* _OBJECTIVE_
Give back all the data exactly, line by line.

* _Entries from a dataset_
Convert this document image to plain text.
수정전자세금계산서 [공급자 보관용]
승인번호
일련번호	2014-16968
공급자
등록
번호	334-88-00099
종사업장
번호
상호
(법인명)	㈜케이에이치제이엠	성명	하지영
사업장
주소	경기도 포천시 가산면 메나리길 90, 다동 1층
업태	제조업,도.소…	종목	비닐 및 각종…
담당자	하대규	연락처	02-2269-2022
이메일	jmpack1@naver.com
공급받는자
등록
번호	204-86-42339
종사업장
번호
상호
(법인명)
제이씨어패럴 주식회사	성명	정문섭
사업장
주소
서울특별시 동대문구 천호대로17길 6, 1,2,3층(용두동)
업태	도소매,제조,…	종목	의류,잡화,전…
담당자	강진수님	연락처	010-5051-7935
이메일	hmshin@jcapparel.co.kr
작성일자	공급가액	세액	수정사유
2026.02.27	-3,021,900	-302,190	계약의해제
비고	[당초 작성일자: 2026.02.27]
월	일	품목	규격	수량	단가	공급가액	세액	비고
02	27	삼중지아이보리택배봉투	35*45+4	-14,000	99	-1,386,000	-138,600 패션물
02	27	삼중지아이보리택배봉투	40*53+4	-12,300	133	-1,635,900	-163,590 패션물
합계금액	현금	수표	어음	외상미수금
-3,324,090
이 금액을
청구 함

* _SOLUTION_
Convert this document image to plain text.
수정전자세금계산서 [공급자 보관용]
승인번호
일련번호	2014-16968
공급자
등록
번호	334-88-00099
종사업장
번호
상호
(법인명)	㈜케이에이치제이엠	성명	하지영
사업장
주소	경기도 포천시 가산면 메나리길 90, 다동 1층
업태	제조업,도.소…	종목	비닐 및 각종…
담당자	하대규	연락처	02-2269-2022
이메일	jmpack1@naver.com
공급받는자
등록
번호	204-86-42339
종사업장
번호
상호
(법인명)
제이씨어패럴 주식회사	성명	정문섭
사업장
주소
서울특별시 동대문구 천호대로17길 6, 1,2,3층(용두동)
업태	도소매,제조,…	종목	의류,잡화,전…
담당자	강진수님	연락처	010-5051-7935
이메일	hmshin@jcapparel.co.kr
작성일자	공급가액	세액	수정사유
2026.02.27	-3,021,900	-302,190	계약의해제
비고	[당초 작성일자: 2026.02.27]
월	일	품목	규격	수량	단가	공급가액	세액	비고
02	27	삼중지아이보리택배봉투	35*45+4	-14,000	99	-1,386,000	-138,600 패션물
02	27	삼중지아이보리택배봉투	40*53+4	-12,300	133	-1,635,900	-163,590 패션물
합계금액	현금	수표	어음	외상미수금
-3,324,090
이 금액을
청구 함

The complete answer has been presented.